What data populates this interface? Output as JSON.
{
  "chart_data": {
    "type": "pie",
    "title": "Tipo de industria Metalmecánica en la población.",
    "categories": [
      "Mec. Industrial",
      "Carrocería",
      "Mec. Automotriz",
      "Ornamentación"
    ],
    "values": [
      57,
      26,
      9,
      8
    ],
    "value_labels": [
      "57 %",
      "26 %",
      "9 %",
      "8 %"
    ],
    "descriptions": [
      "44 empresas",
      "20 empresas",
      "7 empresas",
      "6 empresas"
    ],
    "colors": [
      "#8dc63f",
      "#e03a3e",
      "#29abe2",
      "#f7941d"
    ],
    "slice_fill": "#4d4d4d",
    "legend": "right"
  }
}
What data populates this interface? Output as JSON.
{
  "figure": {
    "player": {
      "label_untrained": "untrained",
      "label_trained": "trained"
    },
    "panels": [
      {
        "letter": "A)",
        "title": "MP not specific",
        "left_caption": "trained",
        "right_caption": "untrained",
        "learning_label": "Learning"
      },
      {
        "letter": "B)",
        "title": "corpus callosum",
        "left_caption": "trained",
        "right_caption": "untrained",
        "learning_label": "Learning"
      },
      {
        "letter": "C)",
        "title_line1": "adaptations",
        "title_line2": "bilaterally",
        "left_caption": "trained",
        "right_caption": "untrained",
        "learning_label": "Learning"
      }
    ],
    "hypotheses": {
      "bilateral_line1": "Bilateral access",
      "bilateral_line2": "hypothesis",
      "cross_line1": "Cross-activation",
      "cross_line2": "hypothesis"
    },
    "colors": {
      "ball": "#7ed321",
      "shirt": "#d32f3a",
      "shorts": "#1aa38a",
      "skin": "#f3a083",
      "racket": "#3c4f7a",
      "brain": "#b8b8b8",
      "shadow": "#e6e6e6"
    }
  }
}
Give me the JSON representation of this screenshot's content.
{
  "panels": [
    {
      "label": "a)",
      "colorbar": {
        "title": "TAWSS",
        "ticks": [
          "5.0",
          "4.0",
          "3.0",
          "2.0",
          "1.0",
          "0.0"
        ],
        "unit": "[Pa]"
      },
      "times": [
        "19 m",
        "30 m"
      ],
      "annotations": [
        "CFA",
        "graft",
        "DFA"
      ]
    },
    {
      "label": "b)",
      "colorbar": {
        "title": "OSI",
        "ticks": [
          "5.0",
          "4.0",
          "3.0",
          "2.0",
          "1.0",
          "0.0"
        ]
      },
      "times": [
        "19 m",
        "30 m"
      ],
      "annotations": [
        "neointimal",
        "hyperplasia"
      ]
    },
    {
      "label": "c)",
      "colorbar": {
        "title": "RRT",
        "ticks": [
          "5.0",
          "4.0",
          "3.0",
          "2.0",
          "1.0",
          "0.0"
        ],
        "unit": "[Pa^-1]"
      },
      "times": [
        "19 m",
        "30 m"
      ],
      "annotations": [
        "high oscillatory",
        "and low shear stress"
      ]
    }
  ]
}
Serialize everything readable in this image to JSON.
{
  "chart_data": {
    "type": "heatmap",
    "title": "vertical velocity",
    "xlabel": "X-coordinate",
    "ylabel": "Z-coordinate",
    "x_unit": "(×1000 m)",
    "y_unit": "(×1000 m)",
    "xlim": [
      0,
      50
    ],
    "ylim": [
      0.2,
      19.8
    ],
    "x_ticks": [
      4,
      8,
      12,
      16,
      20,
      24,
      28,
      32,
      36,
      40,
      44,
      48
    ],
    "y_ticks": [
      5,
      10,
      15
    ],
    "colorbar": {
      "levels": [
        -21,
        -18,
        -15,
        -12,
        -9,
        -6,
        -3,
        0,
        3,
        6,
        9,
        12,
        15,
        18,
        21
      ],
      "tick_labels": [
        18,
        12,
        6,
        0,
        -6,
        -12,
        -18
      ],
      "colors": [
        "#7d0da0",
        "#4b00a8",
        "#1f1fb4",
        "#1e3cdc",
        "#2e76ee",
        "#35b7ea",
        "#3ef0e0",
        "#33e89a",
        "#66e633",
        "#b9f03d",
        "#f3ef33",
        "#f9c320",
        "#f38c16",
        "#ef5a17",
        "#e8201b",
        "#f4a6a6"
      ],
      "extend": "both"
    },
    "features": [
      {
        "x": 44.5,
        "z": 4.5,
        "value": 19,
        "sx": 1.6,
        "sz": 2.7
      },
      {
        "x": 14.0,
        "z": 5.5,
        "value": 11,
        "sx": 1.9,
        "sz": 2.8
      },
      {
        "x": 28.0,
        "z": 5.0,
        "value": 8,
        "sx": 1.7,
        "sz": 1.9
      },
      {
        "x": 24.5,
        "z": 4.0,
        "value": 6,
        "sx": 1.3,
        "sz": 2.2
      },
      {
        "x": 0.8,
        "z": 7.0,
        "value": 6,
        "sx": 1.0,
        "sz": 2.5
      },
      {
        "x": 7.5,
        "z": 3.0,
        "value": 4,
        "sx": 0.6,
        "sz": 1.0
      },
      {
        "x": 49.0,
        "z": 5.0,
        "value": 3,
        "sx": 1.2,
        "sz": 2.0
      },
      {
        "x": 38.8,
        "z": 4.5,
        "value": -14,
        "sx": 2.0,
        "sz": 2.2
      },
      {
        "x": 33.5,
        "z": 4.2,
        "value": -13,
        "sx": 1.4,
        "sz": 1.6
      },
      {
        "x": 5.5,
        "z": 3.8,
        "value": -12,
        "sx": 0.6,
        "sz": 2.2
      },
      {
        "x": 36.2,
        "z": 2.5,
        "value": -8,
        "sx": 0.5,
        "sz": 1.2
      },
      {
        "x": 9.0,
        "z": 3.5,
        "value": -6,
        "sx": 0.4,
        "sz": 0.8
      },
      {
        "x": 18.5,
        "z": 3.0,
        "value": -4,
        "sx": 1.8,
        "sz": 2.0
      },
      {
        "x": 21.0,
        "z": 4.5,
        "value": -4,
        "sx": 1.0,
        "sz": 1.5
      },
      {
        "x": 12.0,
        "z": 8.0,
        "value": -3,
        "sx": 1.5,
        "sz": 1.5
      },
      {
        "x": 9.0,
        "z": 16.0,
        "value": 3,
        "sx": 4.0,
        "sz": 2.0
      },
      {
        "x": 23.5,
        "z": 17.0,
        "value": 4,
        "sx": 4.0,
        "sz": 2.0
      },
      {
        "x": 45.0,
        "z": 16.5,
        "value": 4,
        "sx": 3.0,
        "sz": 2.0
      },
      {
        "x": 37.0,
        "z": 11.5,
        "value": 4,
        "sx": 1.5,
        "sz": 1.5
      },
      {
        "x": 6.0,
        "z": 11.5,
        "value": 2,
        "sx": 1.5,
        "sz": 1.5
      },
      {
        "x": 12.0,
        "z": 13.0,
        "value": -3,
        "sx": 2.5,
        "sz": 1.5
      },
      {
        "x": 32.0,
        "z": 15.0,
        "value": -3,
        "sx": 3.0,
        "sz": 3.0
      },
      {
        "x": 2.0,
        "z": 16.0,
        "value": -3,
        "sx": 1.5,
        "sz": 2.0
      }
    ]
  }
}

_____

DIRECTIONS >> Tell how many lines of the records above hold the string "coordinate". Give no other text.

SOLUTION TO THE PROBLEM >> 2